(Recorded data)
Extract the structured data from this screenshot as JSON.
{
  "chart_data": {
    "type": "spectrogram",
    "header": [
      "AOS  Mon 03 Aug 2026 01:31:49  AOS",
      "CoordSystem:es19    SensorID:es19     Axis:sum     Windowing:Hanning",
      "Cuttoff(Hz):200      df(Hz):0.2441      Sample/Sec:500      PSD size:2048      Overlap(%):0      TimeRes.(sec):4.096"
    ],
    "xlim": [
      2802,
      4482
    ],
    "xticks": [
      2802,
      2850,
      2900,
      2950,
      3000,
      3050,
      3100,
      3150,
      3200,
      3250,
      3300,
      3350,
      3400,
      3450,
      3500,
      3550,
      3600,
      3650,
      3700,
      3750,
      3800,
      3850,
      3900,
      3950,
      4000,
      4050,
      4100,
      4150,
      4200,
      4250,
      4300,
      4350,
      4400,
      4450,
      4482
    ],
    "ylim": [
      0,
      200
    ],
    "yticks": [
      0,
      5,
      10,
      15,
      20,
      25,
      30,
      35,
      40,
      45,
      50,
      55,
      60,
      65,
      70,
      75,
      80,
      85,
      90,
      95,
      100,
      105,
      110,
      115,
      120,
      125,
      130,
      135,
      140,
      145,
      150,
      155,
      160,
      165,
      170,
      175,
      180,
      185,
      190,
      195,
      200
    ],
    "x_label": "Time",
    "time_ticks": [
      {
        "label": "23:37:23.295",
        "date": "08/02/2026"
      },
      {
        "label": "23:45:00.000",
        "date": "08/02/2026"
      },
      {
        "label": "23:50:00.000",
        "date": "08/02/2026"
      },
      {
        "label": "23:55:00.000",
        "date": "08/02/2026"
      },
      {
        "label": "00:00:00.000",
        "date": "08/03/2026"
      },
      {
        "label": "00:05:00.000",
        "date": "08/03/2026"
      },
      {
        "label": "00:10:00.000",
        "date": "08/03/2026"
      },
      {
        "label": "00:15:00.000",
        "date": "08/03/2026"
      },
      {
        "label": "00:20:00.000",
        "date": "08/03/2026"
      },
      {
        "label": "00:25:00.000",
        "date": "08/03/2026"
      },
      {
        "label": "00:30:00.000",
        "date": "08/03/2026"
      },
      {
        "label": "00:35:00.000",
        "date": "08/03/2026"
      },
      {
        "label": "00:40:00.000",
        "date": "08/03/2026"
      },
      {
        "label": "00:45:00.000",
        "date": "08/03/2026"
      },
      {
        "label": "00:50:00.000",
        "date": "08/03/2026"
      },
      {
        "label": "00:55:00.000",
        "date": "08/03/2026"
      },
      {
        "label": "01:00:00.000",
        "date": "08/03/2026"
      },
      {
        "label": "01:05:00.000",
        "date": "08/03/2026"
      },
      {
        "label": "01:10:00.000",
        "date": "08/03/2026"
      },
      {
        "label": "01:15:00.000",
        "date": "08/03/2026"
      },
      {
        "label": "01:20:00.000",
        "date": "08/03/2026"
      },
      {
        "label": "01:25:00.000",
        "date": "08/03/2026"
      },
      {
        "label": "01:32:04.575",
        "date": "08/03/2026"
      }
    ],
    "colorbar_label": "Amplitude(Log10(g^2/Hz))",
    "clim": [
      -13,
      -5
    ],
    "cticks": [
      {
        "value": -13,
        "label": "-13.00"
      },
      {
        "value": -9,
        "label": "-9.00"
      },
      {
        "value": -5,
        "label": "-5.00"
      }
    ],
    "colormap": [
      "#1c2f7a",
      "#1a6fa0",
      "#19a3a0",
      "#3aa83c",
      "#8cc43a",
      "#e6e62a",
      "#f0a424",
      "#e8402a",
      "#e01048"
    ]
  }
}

## EXERCISE DETAILS
Your task is to reproduce all of the records exactly.

## SOLUTION BELOW
Extract the structured data from this screenshot as JSON.
{
  "chart_data": {
    "type": "spectrogram",
    "header": [
      "AOS  Mon 03 Aug 2026 01:31:49  AOS",
      "CoordSystem:es19    SensorID:es19     Axis:sum     Windowing:Hanning",
      "Cuttoff(Hz):200      df(Hz):0.2441      Sample/Sec:500      PSD size:2048      Overlap(%):0      TimeRes.(sec):4.096"
    ],
    "xlim": [
      2802,
      4482
    ],
    "xticks": [
      2802,
      2850,
      2900,
      2950,
      3000,
      3050,
      3100,
      3150,
      3200,
      3250,
      3300,
      3350,
      3400,
      3450,
      3500,
      3550,
      3600,
      3650,
      3700,
      3750,
      3800,
      3850,
      3900,
      3950,
      4000,
      4050,
      4100,
      4150,
      4200,
      4250,
      4300,
      4350,
      4400,
      4450,
      4482
    ],
    "ylim": [
      0,
      200
    ],
    "yticks": [
      0,
      5,
      10,
      15,
      20,
      25,
      30,
      35,
      40,
      45,
      50,
      55,
      60,
      65,
      70,
      75,
      80,
      85,
      90,
      95,
      100,
      105,
      110,
      115,
      120,
      125,
      130,
      135,
      140,
      145,
      150,
      155,
      160,
      165,
      170,
      175,
      180,
      185,
      190,
      195,
      200
    ],
    "x_label": "Time",
    "time_ticks": [
      {
        "label": "23:37:23.295",
        "date": "08/02/2026"
      },
      {
        "label": "23:45:00.000",
        "date": "08/02/2026"
      },
      {
        "label": "23:50:00.000",
        "date": "08/02/2026"
      },
      {
        "label": "23:55:00.000",
        "date": "08/02/2026"
      },
      {
        "label": "00:00:00.000",
        "date": "08/03/2026"
      },
      {
        "label": "00:05:00.000",
        "date": "08/03/2026"
      },
      {
        "label": "00:10:00.000",
        "date": "08/03/2026"
      },
      {
        "label": "00:15:00.000",
        "date": "08/03/2026"
      },
      {
        "label": "00:20:00.000",
        "date": "08/03/2026"
      },
      {
        "label": "00:25:00.000",
        "date": "08/03/2026"
      },
      {
        "label": "00:30:00.000",
        "date": "08/03/2026"
      },
      {
        "label": "00:35:00.000",
        "date": "08/03/2026"
      },
      {
        "label": "00:40:00.000",
        "date": "08/03/2026"
      },
      {
        "label": "00:45:00.000",
        "date": "08/03/2026"
      },
      {
        "label": "00:50:00.000",
        "date": "08/03/2026"
      },
      {
        "label": "00:55:00.000",
        "date": "08/03/2026"
      },
      {
        "label": "01:00:00.000",
        "date": "08/03/2026"
      },
      {
        "label": "01:05:00.000",
        "date": "08/03/2026"
      },
      {
        "label": "01:10:00.000",
        "date": "08/03/2026"
      },
      {
        "label": "01:15:00.000",
        "date": "08/03/2026"
      },
      {
        "label": "01:20:00.000",
        "date": "08/03/2026"
      },
      {
        "label": "01:25:00.000",
        "date": "08/03/2026"
      },
      {
        "label": "01:32:04.575",
        "date": "08/03/2026"
      }
    ],
    "colorbar_label": "Amplitude(Log10(g^2/Hz))",
    "clim": [
      -13,
      -5
    ],
    "cticks": [
      {
        "value": -13,
        "label": "-13.00"
      },
      {
        "value": -9,
        "label": "-9.00"
      },
      {
        "value": -5,
        "label": "-5.00"
      }
    ],
    "colormap": [
      "#1c2f7a",
      "#1a6fa0",
      "#19a3a0",
      "#3aa83c",
      "#8cc43a",
      "#e6e62a",
      "#f0a424",
      "#e8402a",
      "#e01048"
    ]
  }
}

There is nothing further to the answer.